Material >>
------------------------------------------------------------

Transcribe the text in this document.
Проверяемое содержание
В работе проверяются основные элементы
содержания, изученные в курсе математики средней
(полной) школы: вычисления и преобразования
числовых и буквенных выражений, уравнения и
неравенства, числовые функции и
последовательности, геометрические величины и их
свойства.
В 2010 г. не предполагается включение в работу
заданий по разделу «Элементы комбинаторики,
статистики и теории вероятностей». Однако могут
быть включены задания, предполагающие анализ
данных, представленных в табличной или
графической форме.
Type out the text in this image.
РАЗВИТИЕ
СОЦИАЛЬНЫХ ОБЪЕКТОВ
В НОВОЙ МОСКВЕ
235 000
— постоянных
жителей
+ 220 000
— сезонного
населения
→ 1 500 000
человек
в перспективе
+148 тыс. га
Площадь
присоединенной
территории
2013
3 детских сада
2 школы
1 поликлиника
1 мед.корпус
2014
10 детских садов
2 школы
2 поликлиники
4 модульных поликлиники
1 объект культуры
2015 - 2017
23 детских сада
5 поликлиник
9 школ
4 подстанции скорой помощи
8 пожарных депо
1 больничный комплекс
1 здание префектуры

------------------------------------------------------------

Written problem >>
Each line that holds the word "text" is to be copied.

Response to this exercise >>
Transcribe the text in this document.
Type out the text in this image.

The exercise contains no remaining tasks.